==== SUPPLIED MATERIAL ====

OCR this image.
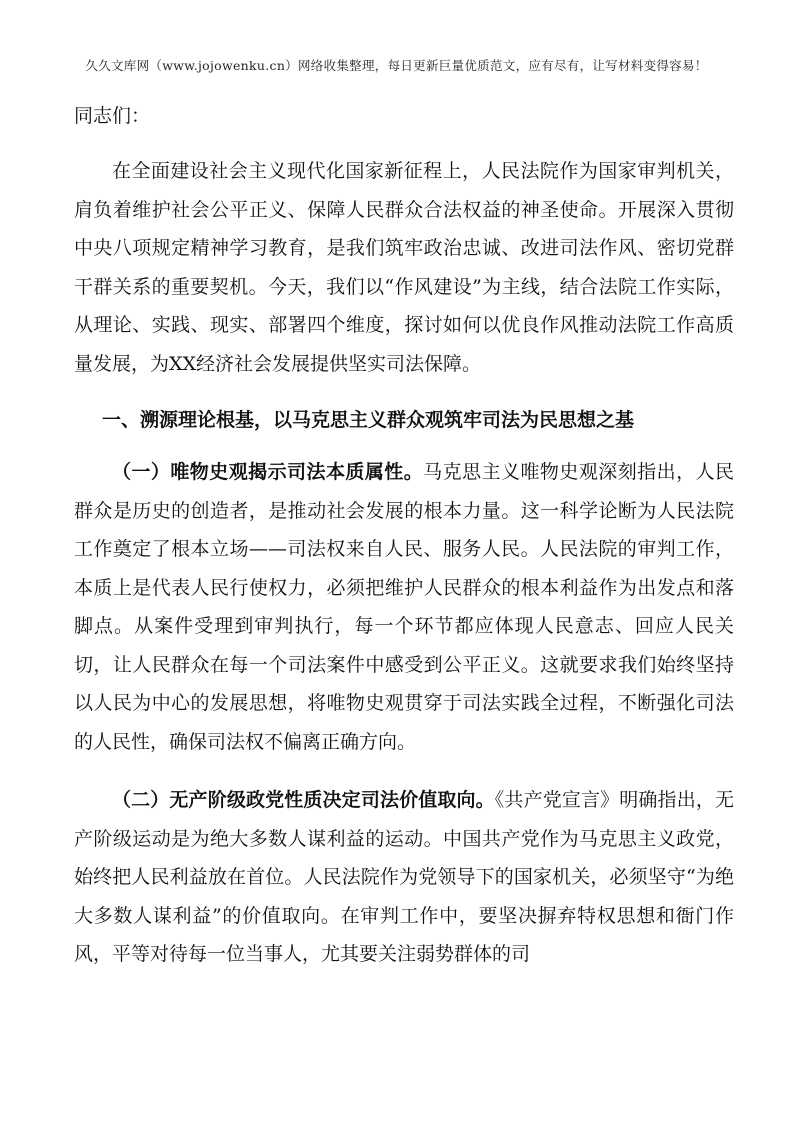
久久文库网（www.jojowenku.cn）网络收集整理，每日更新巨量优质范文，应有尽有，让写材料变得容易！

同志们：

在全面建设社会主义现代化国家新征程上，人民法院作为国家审判机关，肩负着维护社会公平正义、保障人民群众合法权益的神圣使命。开展深入贯彻中央八项规定精神学习教育，是我们筑牢政治忠诚、改进司法作风、密切党群干群关系的重要契机。今天，我们以“作风建设”为主线，结合法院工作实际，从理论、实践、现实、部署四个维度，探讨如何以优良作风推动法院工作高质量发展，为XX经济社会发展提供坚实司法保障。

一、溯源理论根基，以马克思主义群众观筑牢司法为民思想之基

（一）唯物史观揭示司法本质属性。马克思主义唯物史观深刻指出，人民群众是历史的创造者，是推动社会发展的根本力量。这一科学论断为人民法院工作奠定了根本立场——司法权来自人民、服务人民。人民法院的审判工作，本质上是代表人民行使权力，必须把维护人民群众的根本利益作为出发点和落脚点。从案件受理到审判执行，每一个环节都应体现人民意志、回应人民关切，让人民群众在每一个司法案件中感受到公平正义。这就要求我们始终坚持以人民为中心的发展思想，将唯物史观贯穿于司法实践全过程，不断强化司法的人民性，确保司法权不偏离正确方向。

（二）无产阶级政党性质决定司法价值取向。《共产党宣言》明确指出，无产阶级运动是为绝大多数人谋利益的运动。中国共产党作为马克思主义政党，始终把人民利益放在首位。人民法院作为党领导下的国家机关，必须坚守“为绝大多数人谋利益”的价值取向。在审判工作中，要坚决摒弃特权思想和衙门作风，平等对待每一位当事人，尤其要关注弱势群体的司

====

Copy out the whole listing exactly, and don't carry over any pictures.

OCR this image.
久久文库网（www.jojowenku.cn）网络收集整理，每日更新巨量优质范文，应有尽有，让写材料变得容易！

同志们：

在全面建设社会主义现代化国家新征程上，人民法院作为国家审判机关，肩负着维护社会公平正义、保障人民群众合法权益的神圣使命。开展深入贯彻中央八项规定精神学习教育，是我们筑牢政治忠诚、改进司法作风、密切党群干群关系的重要契机。今天，我们以“作风建设”为主线，结合法院工作实际，从理论、实践、现实、部署四个维度，探讨如何以优良作风推动法院工作高质量发展，为XX经济社会发展提供坚实司法保障。

一、溯源理论根基，以马克思主义群众观筑牢司法为民思想之基

（一）唯物史观揭示司法本质属性。马克思主义唯物史观深刻指出，人民群众是历史的创造者，是推动社会发展的根本力量。这一科学论断为人民法院工作奠定了根本立场——司法权来自人民、服务人民。人民法院的审判工作，本质上是代表人民行使权力，必须把维护人民群众的根本利益作为出发点和落脚点。从案件受理到审判执行，每一个环节都应体现人民意志、回应人民关切，让人民群众在每一个司法案件中感受到公平正义。这就要求我们始终坚持以人民为中心的发展思想，将唯物史观贯穿于司法实践全过程，不断强化司法的人民性，确保司法权不偏离正确方向。

（二）无产阶级政党性质决定司法价值取向。《共产党宣言》明确指出，无产阶级运动是为绝大多数人谋利益的运动。中国共产党作为马克思主义政党，始终把人民利益放在首位。人民法院作为党领导下的国家机关，必须坚守“为绝大多数人谋利益”的价值取向。在审判工作中，要坚决摒弃特权思想和衙门作风，平等对待每一位当事人，尤其要关注弱势群体的司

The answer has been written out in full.